• _What the task requires_: Copy, in full, each line of the material that holds the word "Danh".

• _Supplied information_:
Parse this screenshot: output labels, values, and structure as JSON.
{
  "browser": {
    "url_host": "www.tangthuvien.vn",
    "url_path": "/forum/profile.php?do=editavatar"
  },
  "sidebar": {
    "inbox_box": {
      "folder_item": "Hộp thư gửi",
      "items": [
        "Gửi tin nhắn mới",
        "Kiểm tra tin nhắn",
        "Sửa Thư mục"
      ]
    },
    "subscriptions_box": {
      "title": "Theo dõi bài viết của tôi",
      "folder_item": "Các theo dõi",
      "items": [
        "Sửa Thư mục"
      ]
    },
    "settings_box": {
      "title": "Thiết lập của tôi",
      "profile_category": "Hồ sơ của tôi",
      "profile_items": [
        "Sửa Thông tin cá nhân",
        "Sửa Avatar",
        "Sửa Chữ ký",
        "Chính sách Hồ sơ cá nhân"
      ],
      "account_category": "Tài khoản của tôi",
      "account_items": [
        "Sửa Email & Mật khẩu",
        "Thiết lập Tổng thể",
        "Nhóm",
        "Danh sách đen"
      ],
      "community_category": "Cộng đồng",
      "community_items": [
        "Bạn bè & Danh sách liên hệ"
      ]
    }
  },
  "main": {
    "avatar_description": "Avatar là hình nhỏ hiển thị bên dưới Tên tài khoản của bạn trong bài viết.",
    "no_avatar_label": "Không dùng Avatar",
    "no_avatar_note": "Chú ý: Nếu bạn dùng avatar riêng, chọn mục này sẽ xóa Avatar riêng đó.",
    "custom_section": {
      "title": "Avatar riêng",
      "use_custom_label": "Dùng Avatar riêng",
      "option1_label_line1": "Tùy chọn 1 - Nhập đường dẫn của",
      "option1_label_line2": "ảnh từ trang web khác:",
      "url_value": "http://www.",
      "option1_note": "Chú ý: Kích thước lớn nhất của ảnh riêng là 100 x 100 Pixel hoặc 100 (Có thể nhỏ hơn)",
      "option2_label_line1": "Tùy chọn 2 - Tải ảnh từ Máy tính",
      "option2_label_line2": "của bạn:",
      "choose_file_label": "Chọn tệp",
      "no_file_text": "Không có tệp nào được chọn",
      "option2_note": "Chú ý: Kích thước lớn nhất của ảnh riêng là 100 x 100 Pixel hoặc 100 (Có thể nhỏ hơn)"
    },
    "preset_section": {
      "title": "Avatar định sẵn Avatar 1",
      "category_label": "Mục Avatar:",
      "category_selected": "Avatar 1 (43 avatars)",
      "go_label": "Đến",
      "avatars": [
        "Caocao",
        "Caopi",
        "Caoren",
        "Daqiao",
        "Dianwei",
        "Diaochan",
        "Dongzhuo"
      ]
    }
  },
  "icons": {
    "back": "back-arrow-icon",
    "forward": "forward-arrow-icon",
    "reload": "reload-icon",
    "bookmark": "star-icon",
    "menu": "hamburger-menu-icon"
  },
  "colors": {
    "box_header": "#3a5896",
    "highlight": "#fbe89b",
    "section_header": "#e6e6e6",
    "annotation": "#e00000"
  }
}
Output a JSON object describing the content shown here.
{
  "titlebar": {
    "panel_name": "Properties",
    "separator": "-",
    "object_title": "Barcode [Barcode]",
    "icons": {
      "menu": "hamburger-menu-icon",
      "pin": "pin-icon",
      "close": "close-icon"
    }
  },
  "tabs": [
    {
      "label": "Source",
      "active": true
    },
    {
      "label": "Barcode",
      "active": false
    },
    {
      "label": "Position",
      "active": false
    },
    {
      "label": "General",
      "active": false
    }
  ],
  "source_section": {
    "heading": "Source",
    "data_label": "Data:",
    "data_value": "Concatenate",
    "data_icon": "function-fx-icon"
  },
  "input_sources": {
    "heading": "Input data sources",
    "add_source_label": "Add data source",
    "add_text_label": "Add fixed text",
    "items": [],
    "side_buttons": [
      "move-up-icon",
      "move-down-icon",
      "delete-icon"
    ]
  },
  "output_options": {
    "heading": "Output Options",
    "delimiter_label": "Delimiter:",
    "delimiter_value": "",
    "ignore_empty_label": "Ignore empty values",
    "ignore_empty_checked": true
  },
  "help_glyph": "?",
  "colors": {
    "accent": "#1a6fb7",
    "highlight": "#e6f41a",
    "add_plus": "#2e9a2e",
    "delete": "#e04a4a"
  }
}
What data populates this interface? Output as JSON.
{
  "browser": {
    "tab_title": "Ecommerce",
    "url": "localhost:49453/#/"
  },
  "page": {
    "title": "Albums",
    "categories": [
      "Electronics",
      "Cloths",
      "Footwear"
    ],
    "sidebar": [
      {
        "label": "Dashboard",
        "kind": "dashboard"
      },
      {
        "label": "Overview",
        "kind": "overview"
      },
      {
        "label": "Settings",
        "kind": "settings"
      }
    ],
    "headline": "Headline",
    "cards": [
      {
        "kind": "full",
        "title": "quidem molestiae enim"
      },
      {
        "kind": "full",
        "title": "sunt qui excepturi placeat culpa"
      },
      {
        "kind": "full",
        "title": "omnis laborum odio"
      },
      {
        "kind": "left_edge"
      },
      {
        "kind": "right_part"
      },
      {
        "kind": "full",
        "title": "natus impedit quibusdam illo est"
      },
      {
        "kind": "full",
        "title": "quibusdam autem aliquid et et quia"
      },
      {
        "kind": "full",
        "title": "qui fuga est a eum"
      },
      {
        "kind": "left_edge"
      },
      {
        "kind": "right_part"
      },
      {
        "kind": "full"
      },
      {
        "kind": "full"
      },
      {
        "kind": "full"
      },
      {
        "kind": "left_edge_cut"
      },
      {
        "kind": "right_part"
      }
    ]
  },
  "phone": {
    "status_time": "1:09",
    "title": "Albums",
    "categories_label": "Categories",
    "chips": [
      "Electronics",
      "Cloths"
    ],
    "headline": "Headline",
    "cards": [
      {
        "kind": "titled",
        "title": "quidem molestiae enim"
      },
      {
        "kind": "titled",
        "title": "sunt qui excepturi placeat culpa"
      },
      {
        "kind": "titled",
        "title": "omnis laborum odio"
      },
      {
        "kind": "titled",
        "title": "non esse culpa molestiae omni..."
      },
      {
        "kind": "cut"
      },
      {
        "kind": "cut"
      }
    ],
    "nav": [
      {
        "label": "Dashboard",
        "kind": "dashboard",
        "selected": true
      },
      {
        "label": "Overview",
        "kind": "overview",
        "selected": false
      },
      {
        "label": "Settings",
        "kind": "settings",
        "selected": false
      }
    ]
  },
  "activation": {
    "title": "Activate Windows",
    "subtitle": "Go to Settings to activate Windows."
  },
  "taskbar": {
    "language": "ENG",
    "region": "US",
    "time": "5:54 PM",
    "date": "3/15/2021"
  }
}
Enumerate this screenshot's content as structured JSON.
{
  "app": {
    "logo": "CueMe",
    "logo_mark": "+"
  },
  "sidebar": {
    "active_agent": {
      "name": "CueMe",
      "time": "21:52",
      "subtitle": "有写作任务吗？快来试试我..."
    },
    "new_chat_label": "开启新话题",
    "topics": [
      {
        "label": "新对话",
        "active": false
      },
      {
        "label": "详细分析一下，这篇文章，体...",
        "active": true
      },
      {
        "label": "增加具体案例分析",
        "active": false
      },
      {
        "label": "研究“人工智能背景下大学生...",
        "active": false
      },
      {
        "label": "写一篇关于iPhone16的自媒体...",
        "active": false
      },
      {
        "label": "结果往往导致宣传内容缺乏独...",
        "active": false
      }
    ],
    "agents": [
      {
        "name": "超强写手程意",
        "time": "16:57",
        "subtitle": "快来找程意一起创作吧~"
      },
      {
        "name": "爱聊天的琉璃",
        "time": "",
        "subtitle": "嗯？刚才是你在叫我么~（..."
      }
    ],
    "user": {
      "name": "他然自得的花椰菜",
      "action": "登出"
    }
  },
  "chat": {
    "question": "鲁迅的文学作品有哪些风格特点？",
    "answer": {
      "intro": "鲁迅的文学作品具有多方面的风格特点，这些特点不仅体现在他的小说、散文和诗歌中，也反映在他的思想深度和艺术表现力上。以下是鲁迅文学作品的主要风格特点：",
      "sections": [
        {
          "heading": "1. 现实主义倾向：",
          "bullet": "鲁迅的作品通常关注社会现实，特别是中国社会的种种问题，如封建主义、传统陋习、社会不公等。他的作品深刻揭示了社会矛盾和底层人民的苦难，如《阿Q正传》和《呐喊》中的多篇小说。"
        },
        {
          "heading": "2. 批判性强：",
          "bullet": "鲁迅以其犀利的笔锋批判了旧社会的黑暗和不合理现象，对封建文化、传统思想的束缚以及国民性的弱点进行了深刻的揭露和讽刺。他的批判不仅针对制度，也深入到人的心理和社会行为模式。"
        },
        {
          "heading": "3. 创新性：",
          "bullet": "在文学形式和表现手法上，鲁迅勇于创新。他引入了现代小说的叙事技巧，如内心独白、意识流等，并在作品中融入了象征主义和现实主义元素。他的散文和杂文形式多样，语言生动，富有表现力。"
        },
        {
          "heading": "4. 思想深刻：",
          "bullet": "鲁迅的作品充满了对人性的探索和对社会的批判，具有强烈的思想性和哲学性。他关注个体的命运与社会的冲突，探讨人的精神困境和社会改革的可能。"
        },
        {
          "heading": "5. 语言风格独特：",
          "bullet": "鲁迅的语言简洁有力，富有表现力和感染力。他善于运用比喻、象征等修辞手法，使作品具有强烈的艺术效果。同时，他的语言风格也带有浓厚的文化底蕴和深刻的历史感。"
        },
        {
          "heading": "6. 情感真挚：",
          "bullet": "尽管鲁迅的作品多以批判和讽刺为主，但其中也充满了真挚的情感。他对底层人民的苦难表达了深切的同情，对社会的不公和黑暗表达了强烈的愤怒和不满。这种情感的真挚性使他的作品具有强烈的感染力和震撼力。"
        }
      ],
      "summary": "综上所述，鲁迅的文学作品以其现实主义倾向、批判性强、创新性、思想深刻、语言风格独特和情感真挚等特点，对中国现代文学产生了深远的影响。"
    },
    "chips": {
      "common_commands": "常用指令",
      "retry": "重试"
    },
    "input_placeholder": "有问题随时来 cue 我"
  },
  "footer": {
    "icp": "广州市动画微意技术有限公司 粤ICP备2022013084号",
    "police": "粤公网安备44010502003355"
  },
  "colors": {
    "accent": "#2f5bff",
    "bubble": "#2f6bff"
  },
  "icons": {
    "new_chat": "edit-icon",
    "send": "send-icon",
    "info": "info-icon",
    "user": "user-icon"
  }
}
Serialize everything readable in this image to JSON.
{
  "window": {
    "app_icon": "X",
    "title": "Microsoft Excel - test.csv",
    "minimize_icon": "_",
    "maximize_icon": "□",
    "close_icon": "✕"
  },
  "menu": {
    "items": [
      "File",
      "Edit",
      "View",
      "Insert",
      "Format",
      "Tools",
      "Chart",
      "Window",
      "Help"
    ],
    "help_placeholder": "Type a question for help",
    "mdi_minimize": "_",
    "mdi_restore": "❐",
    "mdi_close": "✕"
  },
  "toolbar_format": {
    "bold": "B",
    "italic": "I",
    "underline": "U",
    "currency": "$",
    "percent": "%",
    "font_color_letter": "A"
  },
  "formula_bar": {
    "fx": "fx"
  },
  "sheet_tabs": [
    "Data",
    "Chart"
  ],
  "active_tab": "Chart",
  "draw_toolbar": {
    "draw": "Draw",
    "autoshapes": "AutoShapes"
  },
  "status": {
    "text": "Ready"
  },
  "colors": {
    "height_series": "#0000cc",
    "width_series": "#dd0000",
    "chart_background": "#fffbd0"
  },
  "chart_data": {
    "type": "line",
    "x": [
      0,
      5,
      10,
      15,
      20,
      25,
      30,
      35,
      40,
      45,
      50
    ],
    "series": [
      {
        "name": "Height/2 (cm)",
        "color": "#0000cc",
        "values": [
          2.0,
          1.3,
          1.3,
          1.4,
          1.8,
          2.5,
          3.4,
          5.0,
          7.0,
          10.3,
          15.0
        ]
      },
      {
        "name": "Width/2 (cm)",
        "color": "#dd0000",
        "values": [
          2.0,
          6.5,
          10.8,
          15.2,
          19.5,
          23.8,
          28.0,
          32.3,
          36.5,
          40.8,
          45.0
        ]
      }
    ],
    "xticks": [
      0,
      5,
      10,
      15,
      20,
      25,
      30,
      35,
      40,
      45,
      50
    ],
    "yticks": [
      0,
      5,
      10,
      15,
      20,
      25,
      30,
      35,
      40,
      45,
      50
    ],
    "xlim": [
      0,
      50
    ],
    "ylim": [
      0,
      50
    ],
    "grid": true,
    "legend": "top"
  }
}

• _Solution_:
        "Danh sách đen"
        "Bạn bè & Danh sách liên hệ"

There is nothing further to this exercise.